** BEGIN Records supplied **

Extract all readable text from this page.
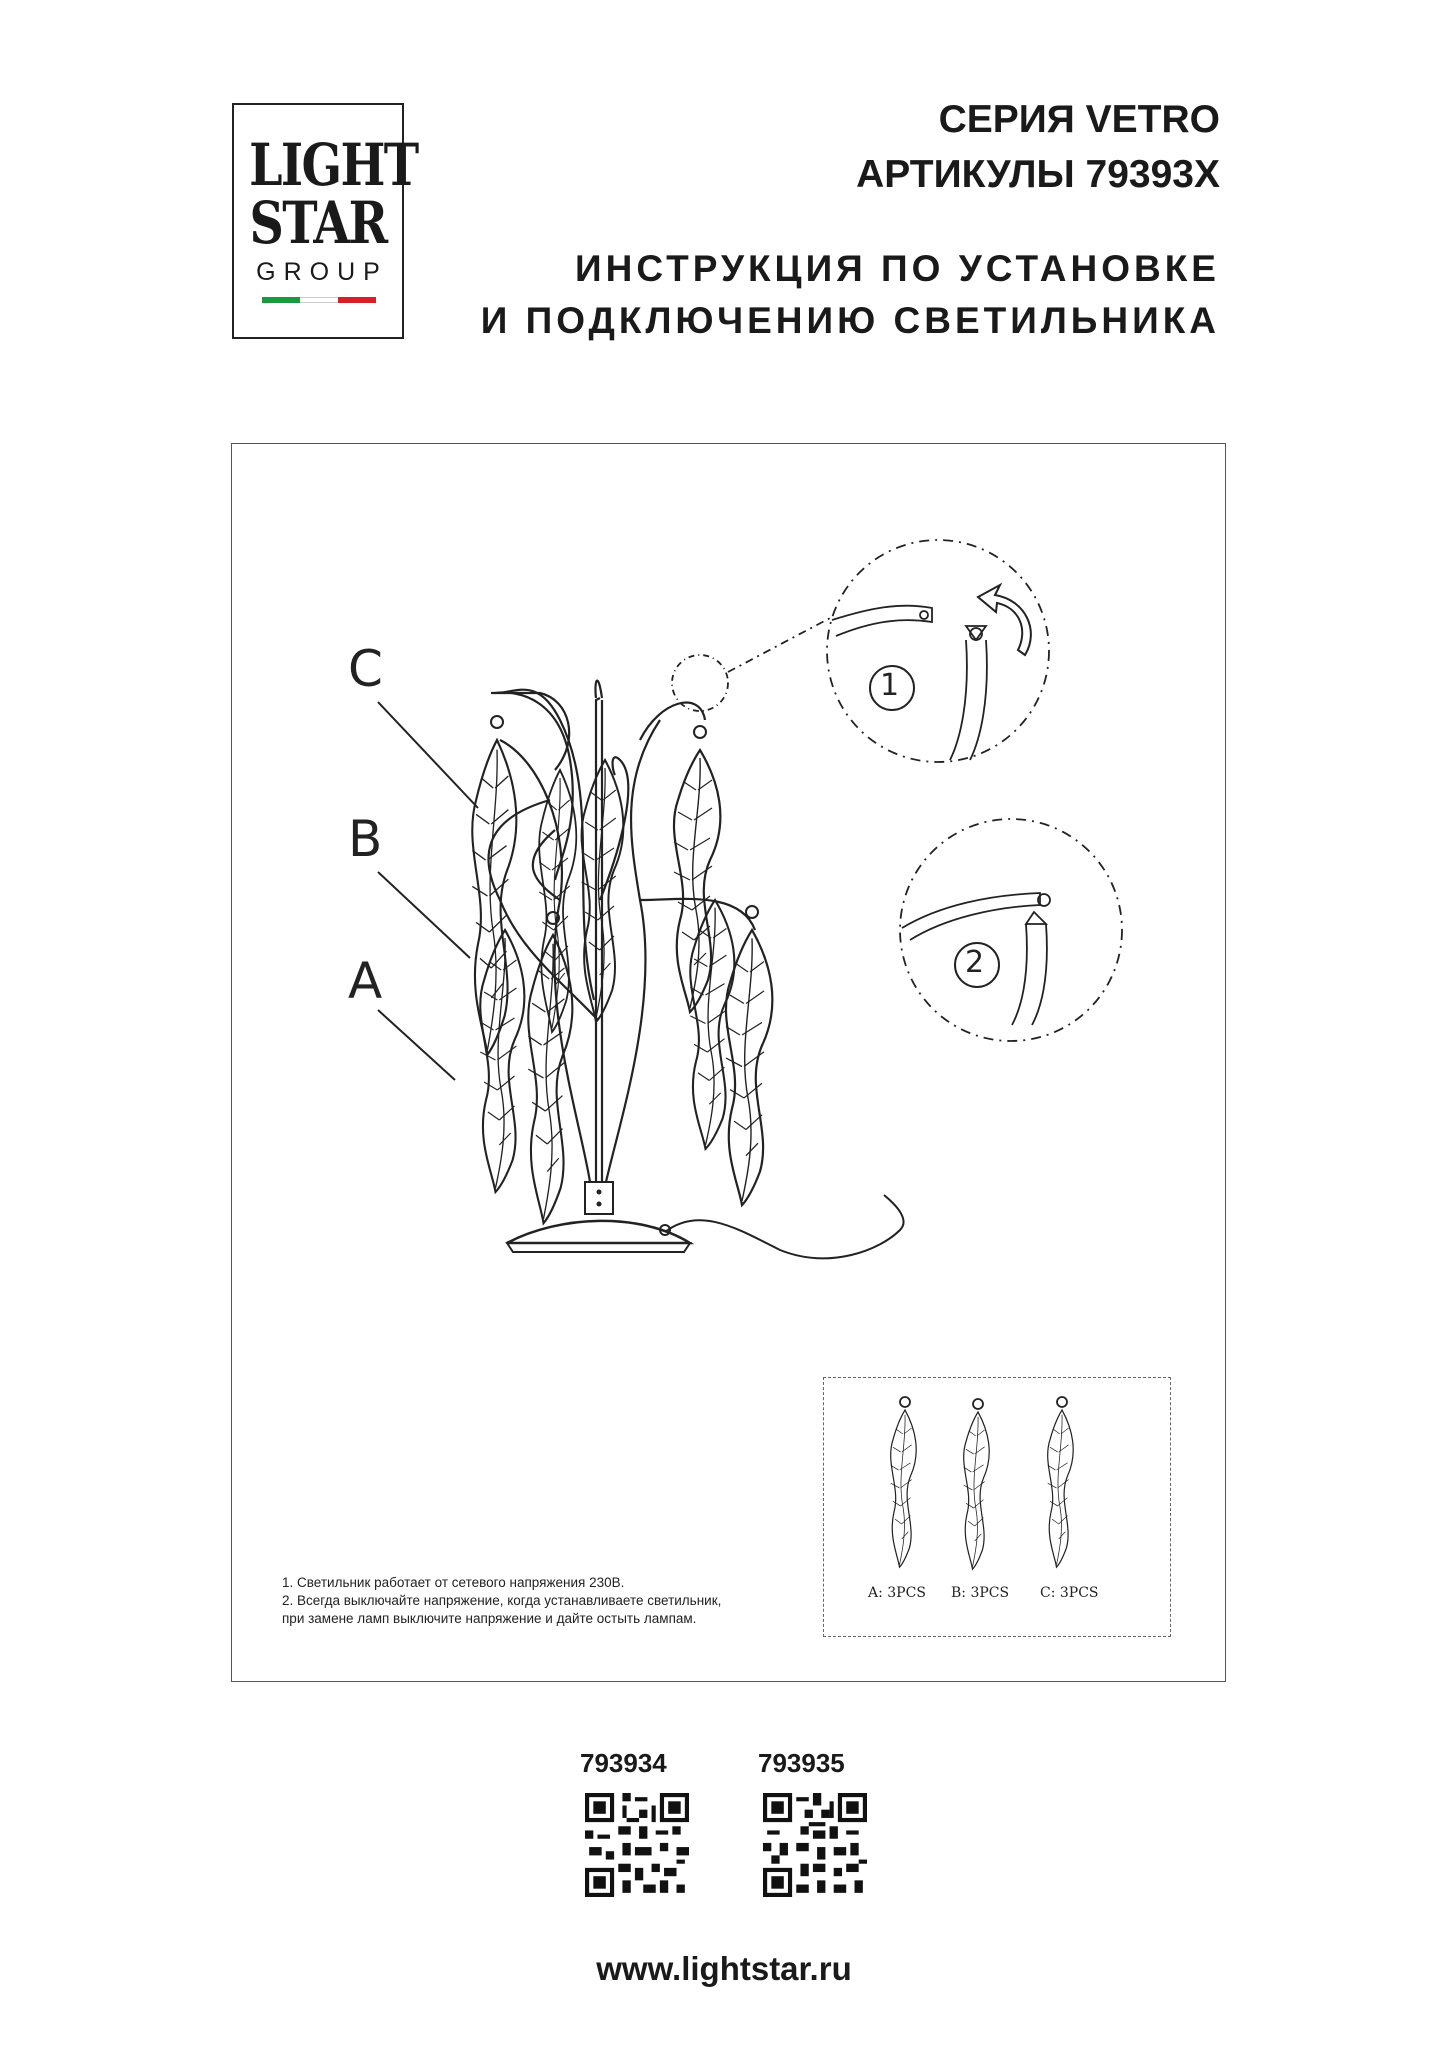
LIGHT
STAR
GROUP
СЕРИЯ VETRO
АРТИКУЛЫ 79393X
ИНСТРУКЦИЯ ПО УСТАНОВКЕ
И ПОДКЛЮЧЕНИЮ СВЕТИЛЬНИКА
1
2
C
B
A
1. Светильник работает от сетевого напряжения 230В.
2. Всегда выключайте напряжение, когда устанавливаете светильник,
при замене ламп выключите напряжение и дайте остыть лампам.
A: 3PCS B: 3PCS C: 3PCS
793934	793935
www.lightstar.ru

** END Records supplied **

*Goal of the exercise*
Gather each line in these records that contains the string "напряжение".

*Output of the exercise*
2. Всегда выключайте напряжение, когда устанавливаете светильник,
при замене ламп выключите напряжение и дайте остыть лампам.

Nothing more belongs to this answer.